Records:

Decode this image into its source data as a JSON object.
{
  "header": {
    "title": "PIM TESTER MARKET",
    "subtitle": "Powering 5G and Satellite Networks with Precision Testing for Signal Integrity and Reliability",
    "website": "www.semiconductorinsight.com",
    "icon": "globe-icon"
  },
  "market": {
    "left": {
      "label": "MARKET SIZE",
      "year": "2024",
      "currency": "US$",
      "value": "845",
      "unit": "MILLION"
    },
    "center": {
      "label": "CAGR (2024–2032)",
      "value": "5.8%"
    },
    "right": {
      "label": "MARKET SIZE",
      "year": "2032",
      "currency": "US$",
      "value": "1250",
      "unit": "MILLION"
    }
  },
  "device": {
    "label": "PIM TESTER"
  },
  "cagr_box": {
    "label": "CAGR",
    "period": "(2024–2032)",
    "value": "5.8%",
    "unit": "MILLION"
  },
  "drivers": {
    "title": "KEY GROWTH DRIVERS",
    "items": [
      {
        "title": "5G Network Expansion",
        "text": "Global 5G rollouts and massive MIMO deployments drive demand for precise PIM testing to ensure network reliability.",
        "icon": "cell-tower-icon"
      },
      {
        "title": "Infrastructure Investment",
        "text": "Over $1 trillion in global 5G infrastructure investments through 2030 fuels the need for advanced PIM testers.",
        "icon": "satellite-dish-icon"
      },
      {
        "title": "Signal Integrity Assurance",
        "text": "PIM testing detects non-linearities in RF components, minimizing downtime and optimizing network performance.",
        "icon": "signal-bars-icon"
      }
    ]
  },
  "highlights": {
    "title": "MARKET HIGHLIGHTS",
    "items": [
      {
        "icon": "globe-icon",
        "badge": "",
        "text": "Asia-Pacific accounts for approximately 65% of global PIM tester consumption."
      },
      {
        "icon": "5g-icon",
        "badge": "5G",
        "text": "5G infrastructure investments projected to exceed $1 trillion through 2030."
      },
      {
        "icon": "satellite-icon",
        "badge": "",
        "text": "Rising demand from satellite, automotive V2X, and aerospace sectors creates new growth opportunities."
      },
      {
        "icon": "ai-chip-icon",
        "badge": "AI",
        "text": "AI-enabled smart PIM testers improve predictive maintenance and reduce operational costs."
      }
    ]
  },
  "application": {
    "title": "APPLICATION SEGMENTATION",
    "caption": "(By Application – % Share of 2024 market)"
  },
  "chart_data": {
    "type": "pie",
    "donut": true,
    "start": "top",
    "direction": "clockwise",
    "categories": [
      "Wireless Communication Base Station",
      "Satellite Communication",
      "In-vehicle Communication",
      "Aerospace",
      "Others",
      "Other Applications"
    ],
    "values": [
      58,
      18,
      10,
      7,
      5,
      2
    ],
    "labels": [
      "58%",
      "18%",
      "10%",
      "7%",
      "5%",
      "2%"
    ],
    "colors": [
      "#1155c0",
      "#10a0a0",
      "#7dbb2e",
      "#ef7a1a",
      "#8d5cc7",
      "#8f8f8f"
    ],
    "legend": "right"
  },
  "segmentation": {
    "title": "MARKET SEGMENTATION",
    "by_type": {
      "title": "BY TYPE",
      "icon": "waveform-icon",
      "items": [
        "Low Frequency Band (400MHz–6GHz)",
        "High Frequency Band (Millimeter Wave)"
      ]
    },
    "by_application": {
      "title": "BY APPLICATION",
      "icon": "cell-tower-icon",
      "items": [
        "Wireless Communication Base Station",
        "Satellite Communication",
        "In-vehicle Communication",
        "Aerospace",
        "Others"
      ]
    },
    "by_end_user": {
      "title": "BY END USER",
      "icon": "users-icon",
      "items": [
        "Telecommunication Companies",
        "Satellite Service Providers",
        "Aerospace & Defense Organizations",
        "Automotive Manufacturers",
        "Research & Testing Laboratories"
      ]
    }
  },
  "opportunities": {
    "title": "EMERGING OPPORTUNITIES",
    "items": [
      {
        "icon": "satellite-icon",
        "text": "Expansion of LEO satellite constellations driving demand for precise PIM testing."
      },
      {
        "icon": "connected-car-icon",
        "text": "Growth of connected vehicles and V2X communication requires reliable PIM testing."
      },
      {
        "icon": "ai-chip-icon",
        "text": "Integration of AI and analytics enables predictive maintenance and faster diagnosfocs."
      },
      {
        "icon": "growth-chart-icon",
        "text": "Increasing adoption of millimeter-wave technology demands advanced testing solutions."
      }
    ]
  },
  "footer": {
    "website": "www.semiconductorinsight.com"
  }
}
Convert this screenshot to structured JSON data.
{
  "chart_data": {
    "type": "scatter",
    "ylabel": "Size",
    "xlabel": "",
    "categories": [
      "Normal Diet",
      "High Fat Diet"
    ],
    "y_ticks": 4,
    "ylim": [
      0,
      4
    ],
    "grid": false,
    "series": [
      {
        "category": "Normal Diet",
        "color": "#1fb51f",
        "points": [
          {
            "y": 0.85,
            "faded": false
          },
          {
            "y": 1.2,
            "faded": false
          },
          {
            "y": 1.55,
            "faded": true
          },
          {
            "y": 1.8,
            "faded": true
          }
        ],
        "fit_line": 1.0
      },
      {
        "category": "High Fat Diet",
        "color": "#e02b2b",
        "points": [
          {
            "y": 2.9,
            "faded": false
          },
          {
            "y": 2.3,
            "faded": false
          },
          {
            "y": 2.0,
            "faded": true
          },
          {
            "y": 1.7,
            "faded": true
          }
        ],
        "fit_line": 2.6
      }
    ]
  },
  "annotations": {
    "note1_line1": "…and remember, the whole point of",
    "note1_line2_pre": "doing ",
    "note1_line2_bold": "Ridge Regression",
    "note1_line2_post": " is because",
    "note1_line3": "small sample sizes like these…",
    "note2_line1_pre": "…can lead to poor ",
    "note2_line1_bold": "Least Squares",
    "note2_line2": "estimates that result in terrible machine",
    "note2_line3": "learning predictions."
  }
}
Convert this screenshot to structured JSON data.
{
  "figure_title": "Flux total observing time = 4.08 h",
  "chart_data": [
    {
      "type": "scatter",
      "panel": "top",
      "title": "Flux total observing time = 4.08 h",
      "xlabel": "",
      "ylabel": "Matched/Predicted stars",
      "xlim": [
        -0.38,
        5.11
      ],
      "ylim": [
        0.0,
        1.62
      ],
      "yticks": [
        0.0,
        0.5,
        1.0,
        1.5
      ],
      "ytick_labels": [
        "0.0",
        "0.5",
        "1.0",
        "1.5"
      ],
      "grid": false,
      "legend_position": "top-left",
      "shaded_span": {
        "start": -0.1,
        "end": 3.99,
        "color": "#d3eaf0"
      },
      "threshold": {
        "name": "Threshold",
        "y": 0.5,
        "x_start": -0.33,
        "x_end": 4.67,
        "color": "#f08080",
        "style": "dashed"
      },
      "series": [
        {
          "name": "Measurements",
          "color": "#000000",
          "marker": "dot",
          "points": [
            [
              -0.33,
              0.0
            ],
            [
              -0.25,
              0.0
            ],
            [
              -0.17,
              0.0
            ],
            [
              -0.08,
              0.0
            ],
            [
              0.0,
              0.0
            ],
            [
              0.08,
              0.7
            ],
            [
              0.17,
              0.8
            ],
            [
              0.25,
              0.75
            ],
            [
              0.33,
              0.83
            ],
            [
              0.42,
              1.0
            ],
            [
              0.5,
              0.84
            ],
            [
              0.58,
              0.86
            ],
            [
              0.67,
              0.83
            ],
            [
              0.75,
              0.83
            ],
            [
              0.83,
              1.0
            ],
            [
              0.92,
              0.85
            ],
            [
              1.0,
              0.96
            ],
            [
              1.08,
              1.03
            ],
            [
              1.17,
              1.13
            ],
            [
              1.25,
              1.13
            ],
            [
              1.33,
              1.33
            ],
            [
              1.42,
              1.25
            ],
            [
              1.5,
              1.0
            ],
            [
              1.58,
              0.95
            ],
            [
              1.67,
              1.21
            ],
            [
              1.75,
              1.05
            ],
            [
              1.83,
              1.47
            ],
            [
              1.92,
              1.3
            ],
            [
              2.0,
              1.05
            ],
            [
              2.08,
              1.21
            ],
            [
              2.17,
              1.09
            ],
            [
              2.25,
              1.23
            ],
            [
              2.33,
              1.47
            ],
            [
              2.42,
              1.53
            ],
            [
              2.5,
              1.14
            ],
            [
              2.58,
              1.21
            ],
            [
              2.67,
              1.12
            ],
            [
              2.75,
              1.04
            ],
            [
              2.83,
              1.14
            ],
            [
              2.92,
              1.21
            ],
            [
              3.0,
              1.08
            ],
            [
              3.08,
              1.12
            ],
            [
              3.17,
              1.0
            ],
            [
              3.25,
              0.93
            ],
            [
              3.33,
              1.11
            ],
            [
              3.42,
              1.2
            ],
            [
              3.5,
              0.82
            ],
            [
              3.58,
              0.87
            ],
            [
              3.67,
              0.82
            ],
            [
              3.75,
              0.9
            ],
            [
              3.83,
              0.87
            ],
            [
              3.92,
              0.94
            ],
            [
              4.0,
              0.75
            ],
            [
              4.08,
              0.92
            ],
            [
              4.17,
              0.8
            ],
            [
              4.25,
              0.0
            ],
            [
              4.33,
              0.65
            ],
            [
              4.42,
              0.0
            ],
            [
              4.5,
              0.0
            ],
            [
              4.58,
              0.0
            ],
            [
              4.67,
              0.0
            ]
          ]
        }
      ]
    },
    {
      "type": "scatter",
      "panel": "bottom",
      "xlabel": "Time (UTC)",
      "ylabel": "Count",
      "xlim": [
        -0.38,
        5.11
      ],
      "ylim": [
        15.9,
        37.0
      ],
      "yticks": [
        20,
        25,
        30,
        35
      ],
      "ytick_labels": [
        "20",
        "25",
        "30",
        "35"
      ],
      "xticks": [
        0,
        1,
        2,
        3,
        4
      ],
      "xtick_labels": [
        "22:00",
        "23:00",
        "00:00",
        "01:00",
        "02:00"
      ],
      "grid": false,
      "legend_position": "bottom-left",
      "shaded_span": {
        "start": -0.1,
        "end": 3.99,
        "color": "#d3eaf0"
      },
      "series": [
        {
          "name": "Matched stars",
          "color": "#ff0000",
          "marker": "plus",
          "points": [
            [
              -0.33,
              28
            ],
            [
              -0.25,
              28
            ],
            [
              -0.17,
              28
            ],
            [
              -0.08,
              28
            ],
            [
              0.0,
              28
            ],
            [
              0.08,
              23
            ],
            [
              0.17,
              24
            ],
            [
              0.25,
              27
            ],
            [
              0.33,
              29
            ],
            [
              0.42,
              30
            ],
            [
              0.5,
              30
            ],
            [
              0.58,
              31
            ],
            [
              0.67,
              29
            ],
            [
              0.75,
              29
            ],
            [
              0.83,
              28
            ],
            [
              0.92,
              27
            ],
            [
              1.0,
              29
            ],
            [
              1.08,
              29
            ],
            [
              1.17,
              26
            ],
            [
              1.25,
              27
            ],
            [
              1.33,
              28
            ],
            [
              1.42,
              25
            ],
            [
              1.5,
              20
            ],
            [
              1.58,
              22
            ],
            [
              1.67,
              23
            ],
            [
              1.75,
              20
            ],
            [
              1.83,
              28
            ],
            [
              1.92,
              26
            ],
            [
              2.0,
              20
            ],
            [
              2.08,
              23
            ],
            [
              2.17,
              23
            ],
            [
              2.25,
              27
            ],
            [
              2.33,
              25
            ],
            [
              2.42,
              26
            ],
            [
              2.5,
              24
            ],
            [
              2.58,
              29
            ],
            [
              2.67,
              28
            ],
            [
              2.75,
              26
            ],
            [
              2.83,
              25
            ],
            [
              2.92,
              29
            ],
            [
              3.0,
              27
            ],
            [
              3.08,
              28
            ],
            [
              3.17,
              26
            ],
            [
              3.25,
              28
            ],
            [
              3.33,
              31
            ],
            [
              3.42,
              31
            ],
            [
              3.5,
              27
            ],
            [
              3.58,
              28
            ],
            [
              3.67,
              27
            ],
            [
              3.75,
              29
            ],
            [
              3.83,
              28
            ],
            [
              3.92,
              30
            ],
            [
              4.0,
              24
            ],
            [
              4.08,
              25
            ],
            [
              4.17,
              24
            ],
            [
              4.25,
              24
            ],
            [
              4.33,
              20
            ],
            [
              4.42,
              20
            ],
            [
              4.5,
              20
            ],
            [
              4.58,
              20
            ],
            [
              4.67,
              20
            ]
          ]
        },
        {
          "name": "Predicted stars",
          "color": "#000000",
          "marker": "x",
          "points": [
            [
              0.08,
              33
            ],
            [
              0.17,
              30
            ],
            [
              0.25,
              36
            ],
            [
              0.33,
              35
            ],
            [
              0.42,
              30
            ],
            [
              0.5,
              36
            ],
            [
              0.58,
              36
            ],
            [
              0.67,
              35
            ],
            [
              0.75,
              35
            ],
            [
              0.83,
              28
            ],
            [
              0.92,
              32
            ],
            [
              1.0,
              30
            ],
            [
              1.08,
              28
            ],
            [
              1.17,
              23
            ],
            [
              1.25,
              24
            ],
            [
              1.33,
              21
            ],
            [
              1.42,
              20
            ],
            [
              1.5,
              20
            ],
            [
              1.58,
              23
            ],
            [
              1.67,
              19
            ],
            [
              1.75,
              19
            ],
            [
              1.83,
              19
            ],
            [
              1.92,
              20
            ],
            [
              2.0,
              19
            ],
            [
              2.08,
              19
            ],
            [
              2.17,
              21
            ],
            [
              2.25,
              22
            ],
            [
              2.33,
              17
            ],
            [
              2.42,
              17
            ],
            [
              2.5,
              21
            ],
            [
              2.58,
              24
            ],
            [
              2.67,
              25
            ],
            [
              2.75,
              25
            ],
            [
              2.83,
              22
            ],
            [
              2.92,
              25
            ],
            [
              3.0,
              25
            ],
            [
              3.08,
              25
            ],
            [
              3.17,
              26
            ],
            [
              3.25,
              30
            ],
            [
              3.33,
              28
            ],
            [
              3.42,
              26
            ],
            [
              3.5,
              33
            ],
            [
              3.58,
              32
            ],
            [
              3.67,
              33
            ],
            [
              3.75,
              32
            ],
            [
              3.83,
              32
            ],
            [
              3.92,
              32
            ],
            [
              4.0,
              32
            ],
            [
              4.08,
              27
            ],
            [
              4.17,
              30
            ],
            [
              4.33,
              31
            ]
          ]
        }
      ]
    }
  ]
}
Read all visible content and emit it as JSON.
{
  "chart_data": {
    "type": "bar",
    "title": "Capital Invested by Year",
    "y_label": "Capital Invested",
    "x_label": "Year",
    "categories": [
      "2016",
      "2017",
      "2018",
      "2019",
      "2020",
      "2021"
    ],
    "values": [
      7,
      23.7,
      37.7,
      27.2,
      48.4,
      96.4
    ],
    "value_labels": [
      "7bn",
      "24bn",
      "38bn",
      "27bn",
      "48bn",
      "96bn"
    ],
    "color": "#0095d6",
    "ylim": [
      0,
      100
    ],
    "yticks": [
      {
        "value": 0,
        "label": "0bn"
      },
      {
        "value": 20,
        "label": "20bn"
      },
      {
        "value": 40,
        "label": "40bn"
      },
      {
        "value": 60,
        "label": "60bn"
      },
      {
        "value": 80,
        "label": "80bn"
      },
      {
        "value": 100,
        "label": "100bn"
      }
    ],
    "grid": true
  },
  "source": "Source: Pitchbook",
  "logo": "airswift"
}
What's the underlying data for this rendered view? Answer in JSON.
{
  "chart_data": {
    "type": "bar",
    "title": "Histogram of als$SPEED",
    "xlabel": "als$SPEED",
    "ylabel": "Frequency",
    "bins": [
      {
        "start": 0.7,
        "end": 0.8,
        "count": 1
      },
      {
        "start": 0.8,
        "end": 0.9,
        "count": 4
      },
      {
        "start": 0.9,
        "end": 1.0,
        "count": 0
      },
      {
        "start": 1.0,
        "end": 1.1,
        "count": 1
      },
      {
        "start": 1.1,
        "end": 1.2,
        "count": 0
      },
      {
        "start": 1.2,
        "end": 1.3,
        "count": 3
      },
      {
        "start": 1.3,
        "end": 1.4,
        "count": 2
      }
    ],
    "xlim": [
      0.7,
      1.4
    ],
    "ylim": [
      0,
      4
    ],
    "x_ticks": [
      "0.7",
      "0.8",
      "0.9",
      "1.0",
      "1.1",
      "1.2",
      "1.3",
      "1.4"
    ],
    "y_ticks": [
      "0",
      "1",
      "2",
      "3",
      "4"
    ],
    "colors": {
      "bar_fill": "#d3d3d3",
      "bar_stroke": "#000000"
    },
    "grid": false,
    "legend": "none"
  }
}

Given task: Take every line containing the word "advanced" and copy it.

Answer in full:
        "text": "Over $1 trillion in global 5G infrastructure investments through 2030 fuels the need for advanced PIM testers.",
        "text": "Increasing adoption of millimeter-wave technology demands advanced testing solutions."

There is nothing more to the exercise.